Records shown.
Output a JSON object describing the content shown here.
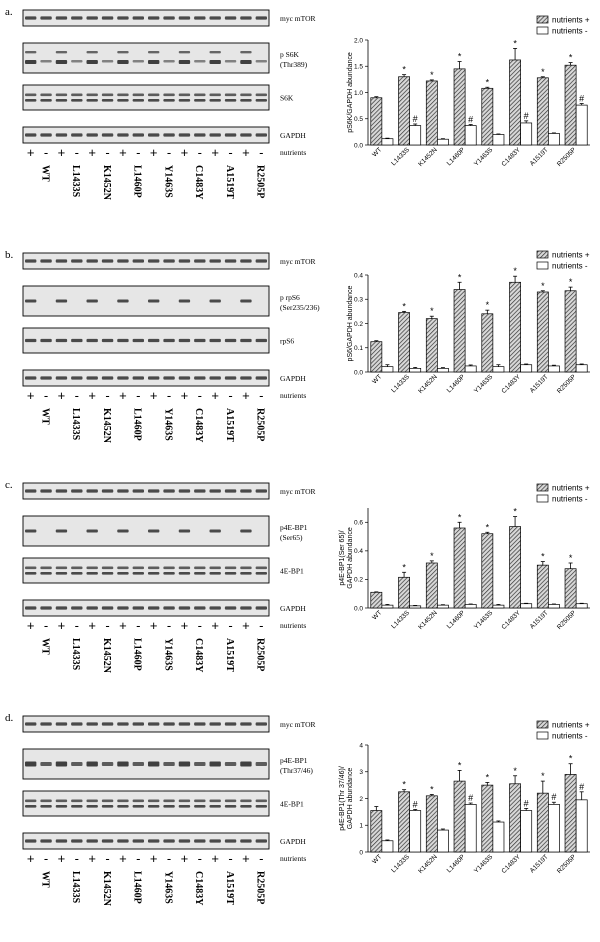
{
  "lanes": [
    "WT",
    "L1433S",
    "K1452N",
    "L1460P",
    "Y1463S",
    "C1483Y",
    "A1519T",
    "R2505P"
  ],
  "nutrient_signs": [
    "+",
    "-"
  ],
  "nutrients_label": "nutrients",
  "colors": {
    "band": "#2e2e2e",
    "blot_bg": "#e6e6e6",
    "bar_minus": "#ffffff"
  },
  "panels": [
    {
      "letter": "a.",
      "blots": [
        {
          "label": "myc mTOR",
          "pattern": "uniform"
        },
        {
          "label": "p S6K",
          "label2": "(Thr389)",
          "pattern": "phospho_s6k"
        },
        {
          "label": "S6K",
          "pattern": "double"
        },
        {
          "label": "GAPDH",
          "pattern": "uniform"
        }
      ]
    },
    {
      "letter": "b.",
      "blots": [
        {
          "label": "myc mTOR",
          "pattern": "uniform"
        },
        {
          "label": "p rpS6",
          "label2": "(Ser235/236)",
          "pattern": "plus_only"
        },
        {
          "label": "rpS6",
          "pattern": "uniform"
        },
        {
          "label": "GAPDH",
          "pattern": "uniform"
        }
      ]
    },
    {
      "letter": "c.",
      "blots": [
        {
          "label": "myc mTOR",
          "pattern": "uniform"
        },
        {
          "label": "p4E-BP1",
          "label2": "(Ser65)",
          "pattern": "plus_only"
        },
        {
          "label": "4E-BP1",
          "pattern": "double"
        },
        {
          "label": "GAPDH",
          "pattern": "uniform"
        }
      ]
    },
    {
      "letter": "d.",
      "blots": [
        {
          "label": "myc mTOR",
          "pattern": "uniform"
        },
        {
          "label": "p4E-BP1",
          "label2": "(Thr37/46)",
          "pattern": "phospho_thr"
        },
        {
          "label": "4E-BP1",
          "pattern": "double"
        },
        {
          "label": "GAPDH",
          "pattern": "uniform"
        }
      ]
    }
  ],
  "chart_data": [
    {
      "type": "bar",
      "categories": [
        "WT",
        "L1433S",
        "K1452N",
        "L1460P",
        "Y1463S",
        "C1483Y",
        "A1519T",
        "R2505P"
      ],
      "ylabel": "pS6K/GAPDH abundance",
      "ylim": [
        0,
        2.0
      ],
      "yticks": [
        "0.0",
        "0.5",
        "1.0",
        "1.5",
        "2.0"
      ],
      "tick_values": [
        0,
        0.5,
        1.0,
        1.5,
        2.0
      ],
      "legend": "top-right",
      "series": [
        {
          "name": "nutrients +",
          "values": [
            0.9,
            1.3,
            1.22,
            1.45,
            1.08,
            1.62,
            1.28,
            1.52
          ],
          "errors": [
            0.02,
            0.04,
            0.02,
            0.14,
            0.02,
            0.22,
            0.02,
            0.05
          ],
          "sig": [
            "",
            "*",
            "*",
            "*",
            "*",
            "*",
            "*",
            "*"
          ]
        },
        {
          "name": "nutrients -",
          "values": [
            0.12,
            0.37,
            0.11,
            0.37,
            0.2,
            0.42,
            0.22,
            0.76
          ],
          "errors": [
            0.01,
            0.03,
            0.01,
            0.02,
            0.01,
            0.04,
            0.01,
            0.03
          ],
          "sig": [
            "",
            "#",
            "",
            "#",
            "",
            "#",
            "",
            "#"
          ]
        }
      ]
    },
    {
      "type": "bar",
      "categories": [
        "WT",
        "L1433S",
        "K1452N",
        "L1460P",
        "Y1463S",
        "C1483Y",
        "A1519T",
        "R2505P"
      ],
      "ylabel": "pS6/GAPDH abundance",
      "ylim": [
        0,
        0.4
      ],
      "yticks": [
        "0.0",
        "0.1",
        "0.2",
        "0.3",
        "0.4"
      ],
      "tick_values": [
        0,
        0.1,
        0.2,
        0.3,
        0.4
      ],
      "legend": "top-right",
      "series": [
        {
          "name": "nutrients +",
          "values": [
            0.125,
            0.245,
            0.22,
            0.34,
            0.24,
            0.37,
            0.33,
            0.335
          ],
          "errors": [
            0.004,
            0.005,
            0.01,
            0.03,
            0.015,
            0.025,
            0.005,
            0.015
          ],
          "sig": [
            "",
            "*",
            "*",
            "*",
            "*",
            "*",
            "*",
            "*"
          ]
        },
        {
          "name": "nutrients -",
          "values": [
            0.022,
            0.015,
            0.015,
            0.025,
            0.022,
            0.03,
            0.025,
            0.03
          ],
          "errors": [
            0.008,
            0.004,
            0.003,
            0.004,
            0.008,
            0.003,
            0.003,
            0.003
          ],
          "sig": [
            "",
            "",
            "",
            "",
            "",
            "",
            "",
            ""
          ]
        }
      ]
    },
    {
      "type": "bar",
      "categories": [
        "WT",
        "L1433S",
        "K1452N",
        "L1460P",
        "Y1463S",
        "C1483Y",
        "A1519T",
        "R2505P"
      ],
      "ylabel": "p4E-BP1(Ser 65)/ GAPDH abundance",
      "ylim": [
        0,
        0.7
      ],
      "yticks": [
        "0.0",
        "0.2",
        "0.4",
        "0.6"
      ],
      "tick_values": [
        0,
        0.2,
        0.4,
        0.6
      ],
      "legend": "top-right",
      "series": [
        {
          "name": "nutrients +",
          "values": [
            0.11,
            0.215,
            0.315,
            0.56,
            0.52,
            0.57,
            0.3,
            0.275
          ],
          "errors": [
            0.003,
            0.035,
            0.015,
            0.04,
            0.01,
            0.07,
            0.025,
            0.04
          ],
          "sig": [
            "",
            "*",
            "*",
            "*",
            "*",
            "*",
            "*",
            "*"
          ]
        },
        {
          "name": "nutrients -",
          "values": [
            0.02,
            0.015,
            0.02,
            0.025,
            0.02,
            0.03,
            0.025,
            0.03
          ],
          "errors": [
            0.005,
            0.003,
            0.003,
            0.003,
            0.005,
            0.003,
            0.003,
            0.003
          ],
          "sig": [
            "",
            "",
            "",
            "",
            "",
            "",
            "",
            ""
          ]
        }
      ]
    },
    {
      "type": "bar",
      "categories": [
        "WT",
        "L1433S",
        "K1452N",
        "L1460P",
        "Y1463S",
        "C1483Y",
        "A1519T",
        "R2505P"
      ],
      "ylabel": "p4E-BP1(Thr 37/46)/ GAPDH abundance",
      "ylim": [
        0,
        4
      ],
      "yticks": [
        "0",
        "1",
        "2",
        "3",
        "4"
      ],
      "tick_values": [
        0,
        1,
        2,
        3,
        4
      ],
      "legend": "top-right",
      "series": [
        {
          "name": "nutrients +",
          "values": [
            1.55,
            2.25,
            2.1,
            2.65,
            2.5,
            2.55,
            2.2,
            2.9
          ],
          "errors": [
            0.15,
            0.08,
            0.05,
            0.4,
            0.1,
            0.3,
            0.45,
            0.4
          ],
          "sig": [
            "",
            "*",
            "*",
            "*",
            "*",
            "*",
            "*",
            "*"
          ]
        },
        {
          "name": "nutrients -",
          "values": [
            0.42,
            1.55,
            0.82,
            1.78,
            1.12,
            1.55,
            1.78,
            1.95
          ],
          "errors": [
            0.03,
            0.04,
            0.04,
            0.05,
            0.04,
            0.08,
            0.08,
            0.3
          ],
          "sig": [
            "",
            "#",
            "",
            "#",
            "",
            "#",
            "#",
            "#"
          ]
        }
      ]
    }
  ]
}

The exercise.
Set the entries down again exactly. Do not include the images.

Correct answer.
Output a JSON object describing the content shown here.
{
  "lanes": [
    "WT",
    "L1433S",
    "K1452N",
    "L1460P",
    "Y1463S",
    "C1483Y",
    "A1519T",
    "R2505P"
  ],
  "nutrient_signs": [
    "+",
    "-"
  ],
  "nutrients_label": "nutrients",
  "colors": {
    "band": "#2e2e2e",
    "blot_bg": "#e6e6e6",
    "bar_minus": "#ffffff"
  },
  "panels": [
    {
      "letter": "a.",
      "blots": [
        {
          "label": "myc mTOR",
          "pattern": "uniform"
        },
        {
          "label": "p S6K",
          "label2": "(Thr389)",
          "pattern": "phospho_s6k"
        },
        {
          "label": "S6K",
          "pattern": "double"
        },
        {
          "label": "GAPDH",
          "pattern": "uniform"
        }
      ]
    },
    {
      "letter": "b.",
      "blots": [
        {
          "label": "myc mTOR",
          "pattern": "uniform"
        },
        {
          "label": "p rpS6",
          "label2": "(Ser235/236)",
          "pattern": "plus_only"
        },
        {
          "label": "rpS6",
          "pattern": "uniform"
        },
        {
          "label": "GAPDH",
          "pattern": "uniform"
        }
      ]
    },
    {
      "letter": "c.",
      "blots": [
        {
          "label": "myc mTOR",
          "pattern": "uniform"
        },
        {
          "label": "p4E-BP1",
          "label2": "(Ser65)",
          "pattern": "plus_only"
        },
        {
          "label": "4E-BP1",
          "pattern": "double"
        },
        {
          "label": "GAPDH",
          "pattern": "uniform"
        }
      ]
    },
    {
      "letter": "d.",
      "blots": [
        {
          "label": "myc mTOR",
          "pattern": "uniform"
        },
        {
          "label": "p4E-BP1",
          "label2": "(Thr37/46)",
          "pattern": "phospho_thr"
        },
        {
          "label": "4E-BP1",
          "pattern": "double"
        },
        {
          "label": "GAPDH",
          "pattern": "uniform"
        }
      ]
    }
  ],
  "chart_data": [
    {
      "type": "bar",
      "categories": [
        "WT",
        "L1433S",
        "K1452N",
        "L1460P",
        "Y1463S",
        "C1483Y",
        "A1519T",
        "R2505P"
      ],
      "ylabel": "pS6K/GAPDH abundance",
      "ylim": [
        0,
        2.0
      ],
      "yticks": [
        "0.0",
        "0.5",
        "1.0",
        "1.5",
        "2.0"
      ],
      "tick_values": [
        0,
        0.5,
        1.0,
        1.5,
        2.0
      ],
      "legend": "top-right",
      "series": [
        {
          "name": "nutrients +",
          "values": [
            0.9,
            1.3,
            1.22,
            1.45,
            1.08,
            1.62,
            1.28,
            1.52
          ],
          "errors": [
            0.02,
            0.04,
            0.02,
            0.14,
            0.02,
            0.22,
            0.02,
            0.05
          ],
          "sig": [
            "",
            "*",
            "*",
            "*",
            "*",
            "*",
            "*",
            "*"
          ]
        },
        {
          "name": "nutrients -",
          "values": [
            0.12,
            0.37,
            0.11,
            0.37,
            0.2,
            0.42,
            0.22,
            0.76
          ],
          "errors": [
            0.01,
            0.03,
            0.01,
            0.02,
            0.01,
            0.04,
            0.01,
            0.03
          ],
          "sig": [
            "",
            "#",
            "",
            "#",
            "",
            "#",
            "",
            "#"
          ]
        }
      ]
    },
    {
      "type": "bar",
      "categories": [
        "WT",
        "L1433S",
        "K1452N",
        "L1460P",
        "Y1463S",
        "C1483Y",
        "A1519T",
        "R2505P"
      ],
      "ylabel": "pS6/GAPDH abundance",
      "ylim": [
        0,
        0.4
      ],
      "yticks": [
        "0.0",
        "0.1",
        "0.2",
        "0.3",
        "0.4"
      ],
      "tick_values": [
        0,
        0.1,
        0.2,
        0.3,
        0.4
      ],
      "legend": "top-right",
      "series": [
        {
          "name": "nutrients +",
          "values": [
            0.125,
            0.245,
            0.22,
            0.34,
            0.24,
            0.37,
            0.33,
            0.335
          ],
          "errors": [
            0.004,
            0.005,
            0.01,
            0.03,
            0.015,
            0.025,
            0.005,
            0.015
          ],
          "sig": [
            "",
            "*",
            "*",
            "*",
            "*",
            "*",
            "*",
            "*"
          ]
        },
        {
          "name": "nutrients -",
          "values": [
            0.022,
            0.015,
            0.015,
            0.025,
            0.022,
            0.03,
            0.025,
            0.03
          ],
          "errors": [
            0.008,
            0.004,
            0.003,
            0.004,
            0.008,
            0.003,
            0.003,
            0.003
          ],
          "sig": [
            "",
            "",
            "",
            "",
            "",
            "",
            "",
            ""
          ]
        }
      ]
    },
    {
      "type": "bar",
      "categories": [
        "WT",
        "L1433S",
        "K1452N",
        "L1460P",
        "Y1463S",
        "C1483Y",
        "A1519T",
        "R2505P"
      ],
      "ylabel": "p4E-BP1(Ser 65)/ GAPDH abundance",
      "ylim": [
        0,
        0.7
      ],
      "yticks": [
        "0.0",
        "0.2",
        "0.4",
        "0.6"
      ],
      "tick_values": [
        0,
        0.2,
        0.4,
        0.6
      ],
      "legend": "top-right",
      "series": [
        {
          "name": "nutrients +",
          "values": [
            0.11,
            0.215,
            0.315,
            0.56,
            0.52,
            0.57,
            0.3,
            0.275
          ],
          "errors": [
            0.003,
            0.035,
            0.015,
            0.04,
            0.01,
            0.07,
            0.025,
            0.04
          ],
          "sig": [
            "",
            "*",
            "*",
            "*",
            "*",
            "*",
            "*",
            "*"
          ]
        },
        {
          "name": "nutrients -",
          "values": [
            0.02,
            0.015,
            0.02,
            0.025,
            0.02,
            0.03,
            0.025,
            0.03
          ],
          "errors": [
            0.005,
            0.003,
            0.003,
            0.003,
            0.005,
            0.003,
            0.003,
            0.003
          ],
          "sig": [
            "",
            "",
            "",
            "",
            "",
            "",
            "",
            ""
          ]
        }
      ]
    },
    {
      "type": "bar",
      "categories": [
        "WT",
        "L1433S",
        "K1452N",
        "L1460P",
        "Y1463S",
        "C1483Y",
        "A1519T",
        "R2505P"
      ],
      "ylabel": "p4E-BP1(Thr 37/46)/ GAPDH abundance",
      "ylim": [
        0,
        4
      ],
      "yticks": [
        "0",
        "1",
        "2",
        "3",
        "4"
      ],
      "tick_values": [
        0,
        1,
        2,
        3,
        4
      ],
      "legend": "top-right",
      "series": [
        {
          "name": "nutrients +",
          "values": [
            1.55,
            2.25,
            2.1,
            2.65,
            2.5,
            2.55,
            2.2,
            2.9
          ],
          "errors": [
            0.15,
            0.08,
            0.05,
            0.4,
            0.1,
            0.3,
            0.45,
            0.4
          ],
          "sig": [
            "",
            "*",
            "*",
            "*",
            "*",
            "*",
            "*",
            "*"
          ]
        },
        {
          "name": "nutrients -",
          "values": [
            0.42,
            1.55,
            0.82,
            1.78,
            1.12,
            1.55,
            1.78,
            1.95
          ],
          "errors": [
            0.03,
            0.04,
            0.04,
            0.05,
            0.04,
            0.08,
            0.08,
            0.3
          ],
          "sig": [
            "",
            "#",
            "",
            "#",
            "",
            "#",
            "#",
            "#"
          ]
        }
      ]
    }
  ]
}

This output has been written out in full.